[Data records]
________
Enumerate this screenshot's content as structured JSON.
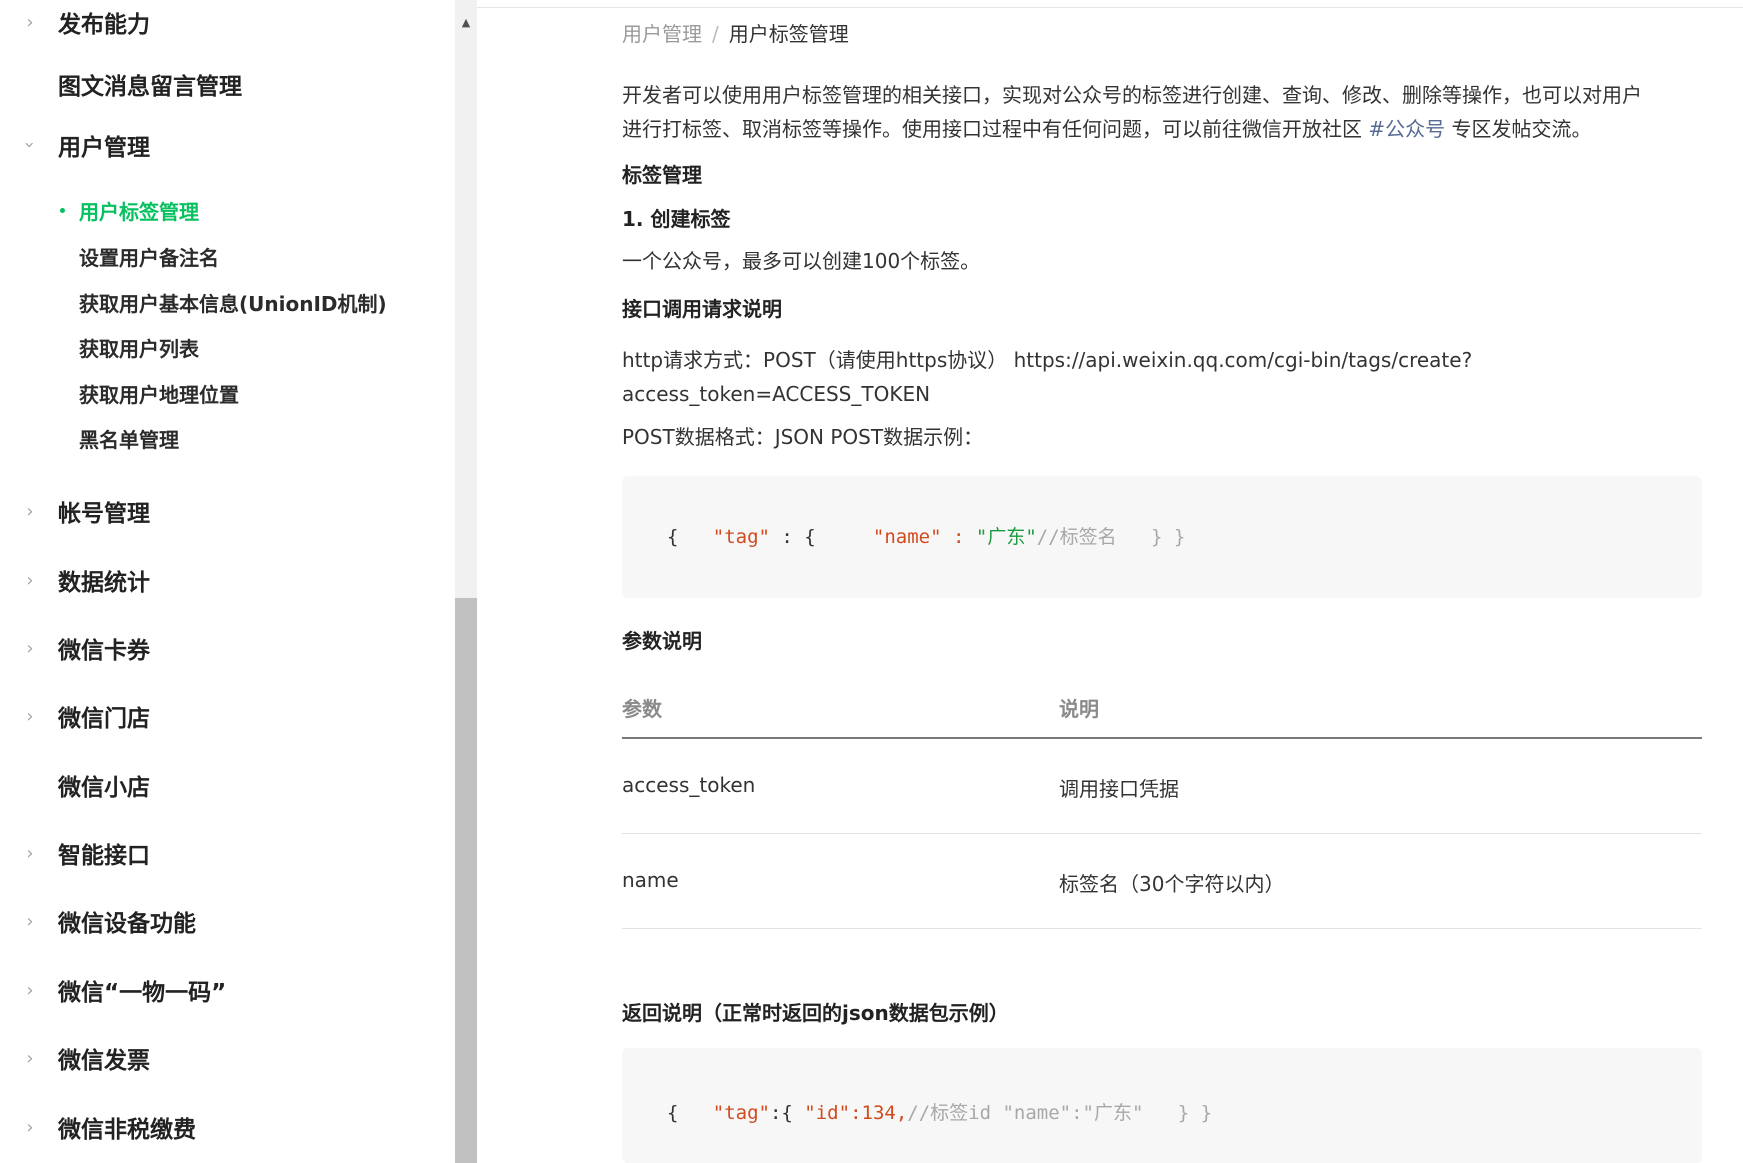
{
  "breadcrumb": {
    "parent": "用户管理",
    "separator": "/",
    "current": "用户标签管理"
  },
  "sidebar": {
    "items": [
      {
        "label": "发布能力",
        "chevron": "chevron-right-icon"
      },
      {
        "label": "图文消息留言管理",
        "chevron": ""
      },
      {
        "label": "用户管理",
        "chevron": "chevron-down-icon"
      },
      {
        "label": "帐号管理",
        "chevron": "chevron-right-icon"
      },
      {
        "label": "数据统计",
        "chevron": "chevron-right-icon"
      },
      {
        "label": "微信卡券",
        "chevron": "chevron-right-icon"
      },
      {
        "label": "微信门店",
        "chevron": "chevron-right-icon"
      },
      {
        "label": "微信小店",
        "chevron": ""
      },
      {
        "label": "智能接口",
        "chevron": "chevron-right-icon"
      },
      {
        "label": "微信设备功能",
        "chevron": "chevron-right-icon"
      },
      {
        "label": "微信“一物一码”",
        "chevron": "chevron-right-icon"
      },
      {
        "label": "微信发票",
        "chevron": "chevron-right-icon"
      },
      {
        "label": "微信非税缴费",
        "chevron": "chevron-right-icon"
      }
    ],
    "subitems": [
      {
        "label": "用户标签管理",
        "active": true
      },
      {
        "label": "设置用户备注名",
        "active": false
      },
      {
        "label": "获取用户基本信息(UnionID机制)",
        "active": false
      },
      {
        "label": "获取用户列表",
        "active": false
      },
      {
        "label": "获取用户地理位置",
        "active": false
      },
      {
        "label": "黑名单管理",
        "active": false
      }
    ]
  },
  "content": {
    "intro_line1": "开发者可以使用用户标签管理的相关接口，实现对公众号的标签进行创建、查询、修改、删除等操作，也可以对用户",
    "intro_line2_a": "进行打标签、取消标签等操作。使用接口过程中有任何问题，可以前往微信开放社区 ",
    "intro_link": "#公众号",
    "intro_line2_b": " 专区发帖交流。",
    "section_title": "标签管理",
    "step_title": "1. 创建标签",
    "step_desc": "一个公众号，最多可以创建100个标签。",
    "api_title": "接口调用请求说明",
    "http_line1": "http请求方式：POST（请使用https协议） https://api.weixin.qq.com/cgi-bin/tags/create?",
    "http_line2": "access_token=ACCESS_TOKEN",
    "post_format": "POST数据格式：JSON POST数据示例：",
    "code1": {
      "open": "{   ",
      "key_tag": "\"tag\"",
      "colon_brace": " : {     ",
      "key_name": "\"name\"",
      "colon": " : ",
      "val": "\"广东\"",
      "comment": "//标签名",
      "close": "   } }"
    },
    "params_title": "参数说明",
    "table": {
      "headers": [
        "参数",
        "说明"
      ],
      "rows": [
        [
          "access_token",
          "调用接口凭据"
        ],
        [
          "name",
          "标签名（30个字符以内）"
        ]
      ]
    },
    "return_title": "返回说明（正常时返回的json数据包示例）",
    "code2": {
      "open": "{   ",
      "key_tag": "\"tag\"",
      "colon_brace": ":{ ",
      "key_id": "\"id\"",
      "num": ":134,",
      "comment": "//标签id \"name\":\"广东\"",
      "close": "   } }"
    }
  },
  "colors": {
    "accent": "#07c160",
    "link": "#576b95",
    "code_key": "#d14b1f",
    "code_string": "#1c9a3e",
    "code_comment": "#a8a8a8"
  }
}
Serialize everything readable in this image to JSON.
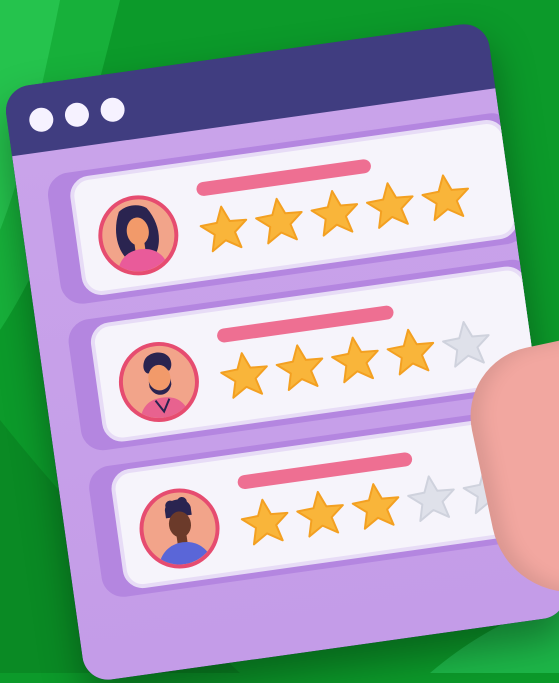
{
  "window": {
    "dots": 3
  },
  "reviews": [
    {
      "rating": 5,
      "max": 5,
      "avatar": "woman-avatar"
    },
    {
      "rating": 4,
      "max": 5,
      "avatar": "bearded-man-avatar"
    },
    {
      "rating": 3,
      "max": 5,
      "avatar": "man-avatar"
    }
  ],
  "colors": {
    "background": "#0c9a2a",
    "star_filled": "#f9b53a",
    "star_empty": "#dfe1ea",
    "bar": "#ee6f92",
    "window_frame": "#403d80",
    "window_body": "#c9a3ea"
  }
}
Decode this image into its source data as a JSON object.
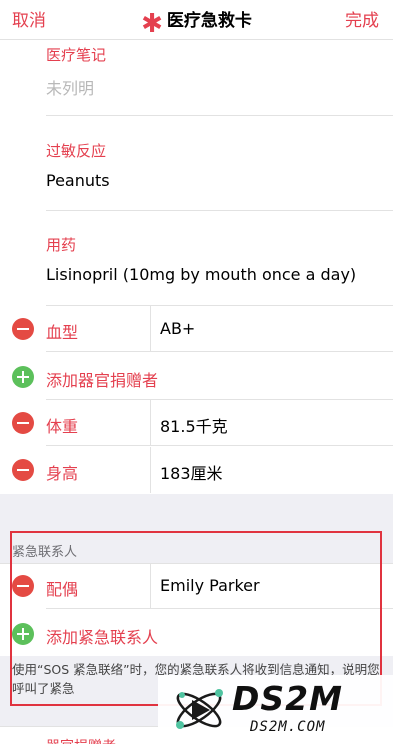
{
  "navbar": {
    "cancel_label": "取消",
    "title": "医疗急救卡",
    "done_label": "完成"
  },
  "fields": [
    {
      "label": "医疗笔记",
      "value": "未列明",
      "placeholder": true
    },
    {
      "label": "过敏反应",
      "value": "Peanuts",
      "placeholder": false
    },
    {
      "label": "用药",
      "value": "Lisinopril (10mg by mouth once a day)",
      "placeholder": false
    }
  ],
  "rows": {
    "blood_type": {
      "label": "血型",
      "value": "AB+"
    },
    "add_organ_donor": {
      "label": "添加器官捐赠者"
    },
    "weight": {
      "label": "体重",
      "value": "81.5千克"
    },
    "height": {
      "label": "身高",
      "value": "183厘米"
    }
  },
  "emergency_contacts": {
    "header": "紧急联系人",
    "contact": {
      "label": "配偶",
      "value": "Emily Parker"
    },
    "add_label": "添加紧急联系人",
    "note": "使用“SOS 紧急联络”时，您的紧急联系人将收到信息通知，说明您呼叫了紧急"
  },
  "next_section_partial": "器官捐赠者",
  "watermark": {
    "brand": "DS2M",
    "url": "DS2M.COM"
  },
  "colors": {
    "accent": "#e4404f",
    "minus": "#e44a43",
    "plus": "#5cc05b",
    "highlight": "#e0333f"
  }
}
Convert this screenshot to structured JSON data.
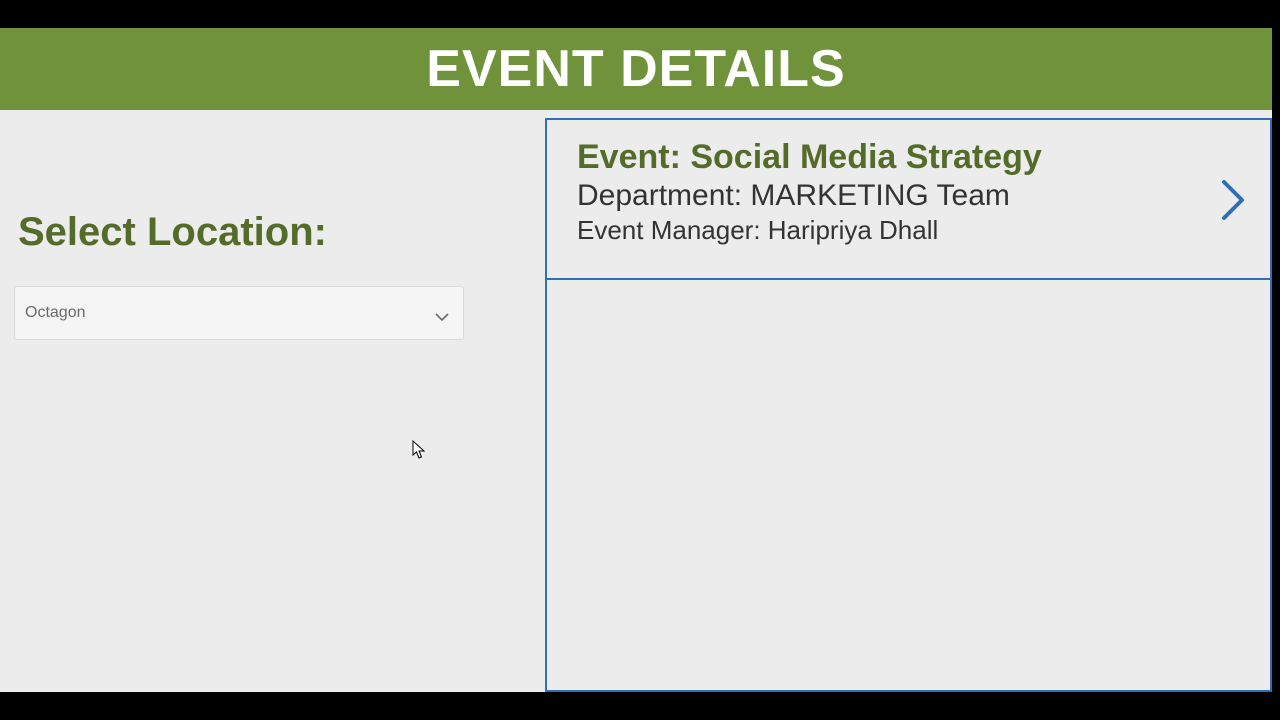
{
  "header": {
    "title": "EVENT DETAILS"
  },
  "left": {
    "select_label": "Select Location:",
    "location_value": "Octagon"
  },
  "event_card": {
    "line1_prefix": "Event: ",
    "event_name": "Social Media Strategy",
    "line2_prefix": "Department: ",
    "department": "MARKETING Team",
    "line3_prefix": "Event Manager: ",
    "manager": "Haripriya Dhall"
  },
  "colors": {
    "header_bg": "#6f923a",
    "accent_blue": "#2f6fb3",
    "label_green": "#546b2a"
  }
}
________
Return every line of the records exactly as given, pictures excluded.

Enumerate this screenshot's content as structured JSON.
{
  "breadcrumb": {
    "parent": "用户管理",
    "separator": "/",
    "current": "用户标签管理"
  },
  "sidebar": {
    "items": [
      {
        "label": "发布能力",
        "chevron": "chevron-right-icon"
      },
      {
        "label": "图文消息留言管理",
        "chevron": ""
      },
      {
        "label": "用户管理",
        "chevron": "chevron-down-icon"
      },
      {
        "label": "帐号管理",
        "chevron": "chevron-right-icon"
      },
      {
        "label": "数据统计",
        "chevron": "chevron-right-icon"
      },
      {
        "label": "微信卡券",
        "chevron": "chevron-right-icon"
      },
      {
        "label": "微信门店",
        "chevron": "chevron-right-icon"
      },
      {
        "label": "微信小店",
        "chevron": ""
      },
      {
        "label": "智能接口",
        "chevron": "chevron-right-icon"
      },
      {
        "label": "微信设备功能",
        "chevron": "chevron-right-icon"
      },
      {
        "label": "微信“一物一码”",
        "chevron": "chevron-right-icon"
      },
      {
        "label": "微信发票",
        "chevron": "chevron-right-icon"
      },
      {
        "label": "微信非税缴费",
        "chevron": "chevron-right-icon"
      }
    ],
    "subitems": [
      {
        "label": "用户标签管理",
        "active": true
      },
      {
        "label": "设置用户备注名",
        "active": false
      },
      {
        "label": "获取用户基本信息(UnionID机制)",
        "active": false
      },
      {
        "label": "获取用户列表",
        "active": false
      },
      {
        "label": "获取用户地理位置",
        "active": false
      },
      {
        "label": "黑名单管理",
        "active": false
      }
    ]
  },
  "content": {
    "intro_line1": "开发者可以使用用户标签管理的相关接口，实现对公众号的标签进行创建、查询、修改、删除等操作，也可以对用户",
    "intro_line2_a": "进行打标签、取消标签等操作。使用接口过程中有任何问题，可以前往微信开放社区 ",
    "intro_link": "#公众号",
    "intro_line2_b": " 专区发帖交流。",
    "section_title": "标签管理",
    "step_title": "1. 创建标签",
    "step_desc": "一个公众号，最多可以创建100个标签。",
    "api_title": "接口调用请求说明",
    "http_line1": "http请求方式：POST（请使用https协议） https://api.weixin.qq.com/cgi-bin/tags/create?",
    "http_line2": "access_token=ACCESS_TOKEN",
    "post_format": "POST数据格式：JSON POST数据示例：",
    "code1": {
      "open": "{   ",
      "key_tag": "\"tag\"",
      "colon_brace": " : {     ",
      "key_name": "\"name\"",
      "colon": " : ",
      "val": "\"广东\"",
      "comment": "//标签名",
      "close": "   } }"
    },
    "params_title": "参数说明",
    "table": {
      "headers": [
        "参数",
        "说明"
      ],
      "rows": [
        [
          "access_token",
          "调用接口凭据"
        ],
        [
          "name",
          "标签名（30个字符以内）"
        ]
      ]
    },
    "return_title": "返回说明（正常时返回的json数据包示例）",
    "code2": {
      "open": "{   ",
      "key_tag": "\"tag\"",
      "colon_brace": ":{ ",
      "key_id": "\"id\"",
      "num": ":134,",
      "comment": "//标签id \"name\":\"广东\"",
      "close": "   } }"
    }
  },
  "colors": {
    "accent": "#07c160",
    "link": "#576b95",
    "code_key": "#d14b1f",
    "code_string": "#1c9a3e",
    "code_comment": "#a8a8a8"
  }
}
Serialize everything readable in this image to JSON.
{
  "window": {
    "dots": 3
  },
  "reviews": [
    {
      "rating": 5,
      "max": 5,
      "avatar": "woman-avatar"
    },
    {
      "rating": 4,
      "max": 5,
      "avatar": "bearded-man-avatar"
    },
    {
      "rating": 3,
      "max": 5,
      "avatar": "man-avatar"
    }
  ],
  "colors": {
    "background": "#0c9a2a",
    "star_filled": "#f9b53a",
    "star_empty": "#dfe1ea",
    "bar": "#ee6f92",
    "window_frame": "#403d80",
    "window_body": "#c9a3ea"
  }
}
Decode this image into its source data as a JSON object.
{
  "navbar": {
    "cancel_label": "取消",
    "title": "医疗急救卡",
    "done_label": "完成"
  },
  "fields": [
    {
      "label": "医疗笔记",
      "value": "未列明",
      "placeholder": true
    },
    {
      "label": "过敏反应",
      "value": "Peanuts",
      "placeholder": false
    },
    {
      "label": "用药",
      "value": "Lisinopril (10mg by mouth once a day)",
      "placeholder": false
    }
  ],
  "rows": {
    "blood_type": {
      "label": "血型",
      "value": "AB+"
    },
    "add_organ_donor": {
      "label": "添加器官捐赠者"
    },
    "weight": {
      "label": "体重",
      "value": "81.5千克"
    },
    "height": {
      "label": "身高",
      "value": "183厘米"
    }
  },
  "emergency_contacts": {
    "header": "紧急联系人",
    "contact": {
      "label": "配偶",
      "value": "Emily Parker"
    },
    "add_label": "添加紧急联系人",
    "note": "使用“SOS 紧急联络”时，您的紧急联系人将收到信息通知，说明您呼叫了紧急"
  },
  "next_section_partial": "器官捐赠者",
  "watermark": {
    "brand": "DS2M",
    "url": "DS2M.COM"
  },
  "colors": {
    "accent": "#e4404f",
    "minus": "#e44a43",
    "plus": "#5cc05b",
    "highlight": "#e0333f"
  }
}
Convert this screenshot to structured JSON data.
{
  "header": {
    "title": "EVENT DETAILS"
  },
  "left": {
    "select_label": "Select Location:",
    "location_value": "Octagon"
  },
  "event_card": {
    "line1_prefix": "Event: ",
    "event_name": "Social Media Strategy",
    "line2_prefix": "Department: ",
    "department": "MARKETING Team",
    "line3_prefix": "Event Manager: ",
    "manager": "Haripriya Dhall"
  },
  "colors": {
    "header_bg": "#6f923a",
    "accent_blue": "#2f6fb3",
    "label_green": "#546b2a"
  }
}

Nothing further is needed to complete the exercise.